Rows from a dataset:
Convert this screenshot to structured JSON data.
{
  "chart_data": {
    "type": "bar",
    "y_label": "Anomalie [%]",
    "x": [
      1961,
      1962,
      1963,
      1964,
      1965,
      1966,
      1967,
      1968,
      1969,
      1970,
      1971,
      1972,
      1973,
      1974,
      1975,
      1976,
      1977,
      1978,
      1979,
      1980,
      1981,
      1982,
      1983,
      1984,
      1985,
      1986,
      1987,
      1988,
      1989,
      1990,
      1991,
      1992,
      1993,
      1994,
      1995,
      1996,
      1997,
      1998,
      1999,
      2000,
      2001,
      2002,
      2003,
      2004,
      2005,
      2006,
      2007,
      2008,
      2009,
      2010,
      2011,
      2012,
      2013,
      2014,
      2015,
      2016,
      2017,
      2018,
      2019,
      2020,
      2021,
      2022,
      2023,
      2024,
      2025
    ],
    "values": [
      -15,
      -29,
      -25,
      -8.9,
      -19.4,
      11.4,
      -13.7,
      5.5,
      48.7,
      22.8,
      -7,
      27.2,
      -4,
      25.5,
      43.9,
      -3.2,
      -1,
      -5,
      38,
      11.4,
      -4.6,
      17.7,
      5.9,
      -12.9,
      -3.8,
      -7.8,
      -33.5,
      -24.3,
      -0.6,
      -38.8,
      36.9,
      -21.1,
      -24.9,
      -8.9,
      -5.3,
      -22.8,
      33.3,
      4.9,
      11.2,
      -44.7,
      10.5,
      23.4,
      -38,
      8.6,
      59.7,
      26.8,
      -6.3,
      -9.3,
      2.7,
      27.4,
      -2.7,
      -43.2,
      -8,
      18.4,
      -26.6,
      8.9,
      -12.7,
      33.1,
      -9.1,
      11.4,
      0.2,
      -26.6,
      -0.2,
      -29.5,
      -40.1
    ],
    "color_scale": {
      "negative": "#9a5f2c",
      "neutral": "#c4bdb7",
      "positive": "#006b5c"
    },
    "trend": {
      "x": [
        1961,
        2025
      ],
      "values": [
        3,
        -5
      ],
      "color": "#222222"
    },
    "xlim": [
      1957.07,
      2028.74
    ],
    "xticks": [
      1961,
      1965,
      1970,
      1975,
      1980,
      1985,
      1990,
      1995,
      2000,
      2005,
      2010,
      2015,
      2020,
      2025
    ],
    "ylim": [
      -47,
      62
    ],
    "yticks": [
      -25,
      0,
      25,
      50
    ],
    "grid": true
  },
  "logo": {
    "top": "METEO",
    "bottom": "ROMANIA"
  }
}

* * *

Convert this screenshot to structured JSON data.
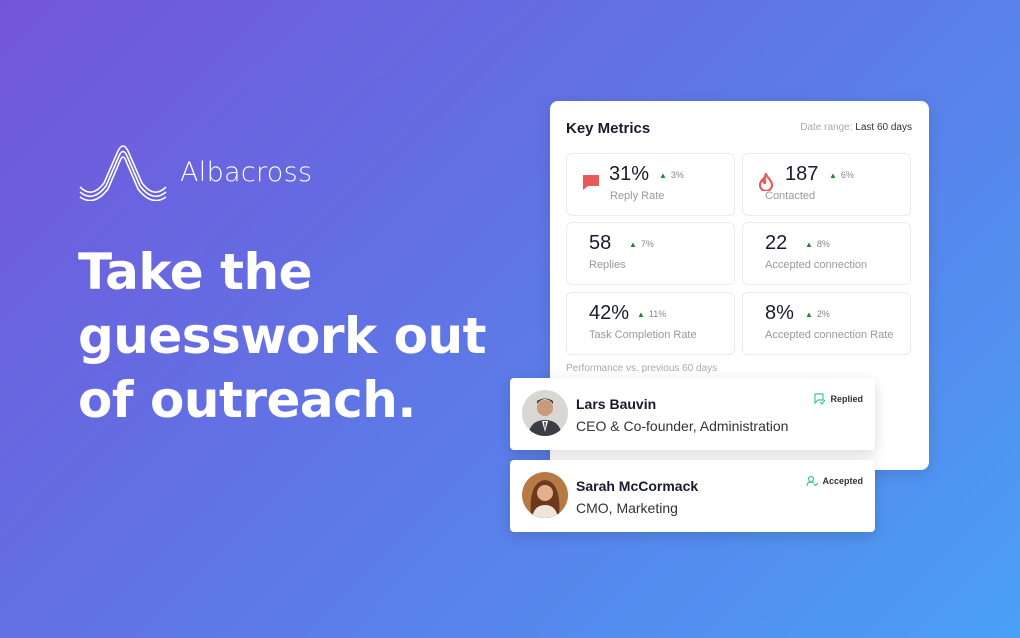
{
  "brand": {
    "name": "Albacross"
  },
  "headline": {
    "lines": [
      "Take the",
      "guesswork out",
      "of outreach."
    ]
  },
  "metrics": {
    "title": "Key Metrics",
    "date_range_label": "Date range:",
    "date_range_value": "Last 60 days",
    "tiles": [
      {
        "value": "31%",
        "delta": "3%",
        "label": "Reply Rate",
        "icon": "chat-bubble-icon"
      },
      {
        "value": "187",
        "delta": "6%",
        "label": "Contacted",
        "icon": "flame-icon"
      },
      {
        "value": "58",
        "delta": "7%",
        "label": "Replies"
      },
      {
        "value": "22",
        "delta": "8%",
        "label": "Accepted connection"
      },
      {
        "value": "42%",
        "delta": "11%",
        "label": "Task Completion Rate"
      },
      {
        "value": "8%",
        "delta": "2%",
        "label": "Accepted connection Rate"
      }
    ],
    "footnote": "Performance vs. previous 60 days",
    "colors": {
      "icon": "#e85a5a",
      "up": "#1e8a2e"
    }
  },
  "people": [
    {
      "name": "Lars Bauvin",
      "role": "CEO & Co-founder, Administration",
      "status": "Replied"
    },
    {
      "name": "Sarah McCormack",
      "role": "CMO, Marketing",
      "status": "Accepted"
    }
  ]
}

- **WRITTEN INSTRUCTION**: Exactly how many lines of the material contain the word "days"? Write the number alone.

- **OUTPUT FOR THIS TASK**: 2